• Brief:
Extract and list every line that contains the word "such".

• Records for this exercise:
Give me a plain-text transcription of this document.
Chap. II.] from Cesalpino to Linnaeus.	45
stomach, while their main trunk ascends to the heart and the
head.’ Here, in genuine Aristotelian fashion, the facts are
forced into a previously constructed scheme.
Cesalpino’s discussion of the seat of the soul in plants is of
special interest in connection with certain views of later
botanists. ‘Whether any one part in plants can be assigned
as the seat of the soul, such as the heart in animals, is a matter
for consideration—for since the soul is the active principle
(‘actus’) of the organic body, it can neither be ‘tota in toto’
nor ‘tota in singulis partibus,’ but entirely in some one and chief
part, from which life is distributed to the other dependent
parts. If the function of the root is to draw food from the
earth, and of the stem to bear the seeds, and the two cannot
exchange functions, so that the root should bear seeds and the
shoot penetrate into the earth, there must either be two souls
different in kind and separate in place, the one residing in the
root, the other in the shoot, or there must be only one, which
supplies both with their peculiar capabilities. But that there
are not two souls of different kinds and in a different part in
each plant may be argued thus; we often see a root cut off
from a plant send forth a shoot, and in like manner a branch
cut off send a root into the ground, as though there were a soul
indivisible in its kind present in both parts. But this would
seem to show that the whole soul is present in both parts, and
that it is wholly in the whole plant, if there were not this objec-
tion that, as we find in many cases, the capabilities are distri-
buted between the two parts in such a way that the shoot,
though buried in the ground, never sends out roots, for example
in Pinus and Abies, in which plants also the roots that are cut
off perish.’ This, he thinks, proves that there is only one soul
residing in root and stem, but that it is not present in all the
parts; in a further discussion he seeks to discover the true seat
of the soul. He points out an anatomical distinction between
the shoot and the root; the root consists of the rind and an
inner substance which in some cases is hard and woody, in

...

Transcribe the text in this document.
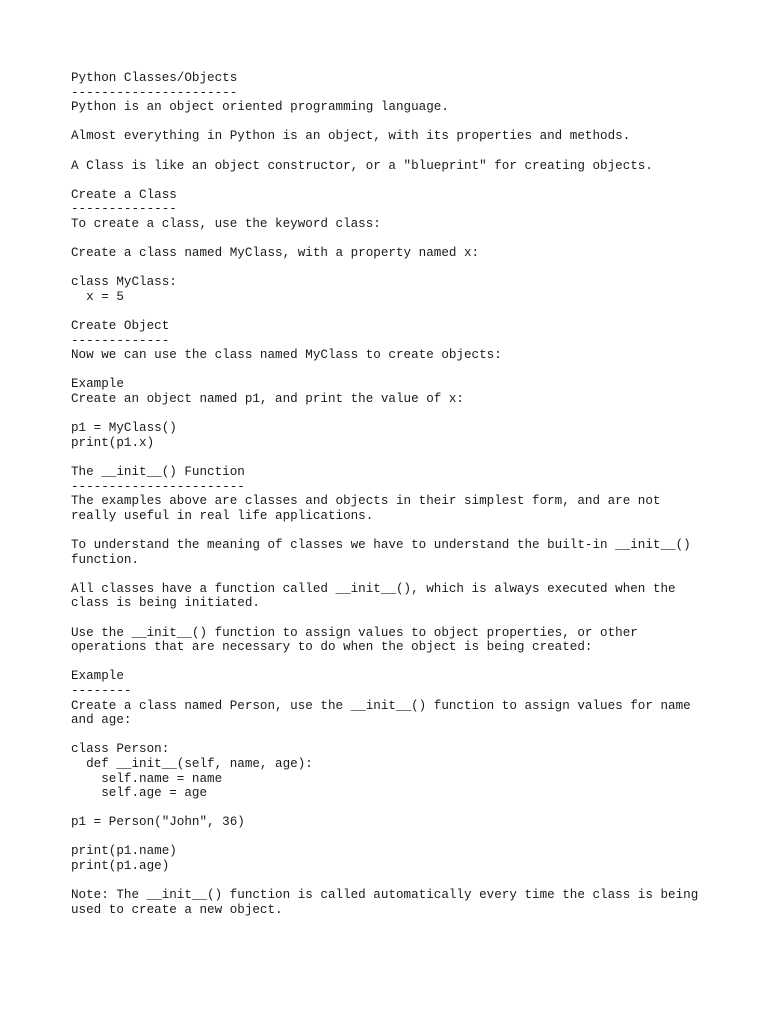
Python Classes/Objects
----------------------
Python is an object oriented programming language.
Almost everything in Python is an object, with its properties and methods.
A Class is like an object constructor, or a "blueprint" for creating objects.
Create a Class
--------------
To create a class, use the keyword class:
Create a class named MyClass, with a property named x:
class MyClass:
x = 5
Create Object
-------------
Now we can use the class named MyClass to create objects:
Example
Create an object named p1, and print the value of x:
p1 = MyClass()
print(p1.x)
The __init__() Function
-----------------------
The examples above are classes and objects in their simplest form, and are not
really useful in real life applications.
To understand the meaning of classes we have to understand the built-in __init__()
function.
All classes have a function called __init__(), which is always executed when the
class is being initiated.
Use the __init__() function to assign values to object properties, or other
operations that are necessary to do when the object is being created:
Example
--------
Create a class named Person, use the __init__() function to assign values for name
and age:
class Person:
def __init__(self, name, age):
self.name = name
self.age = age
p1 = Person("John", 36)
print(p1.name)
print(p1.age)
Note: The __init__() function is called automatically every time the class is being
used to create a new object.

• Result of this exercise:
as the seat of the soul, such as the heart in animals, is a matter
buted between the two parts in such a way that the shoot,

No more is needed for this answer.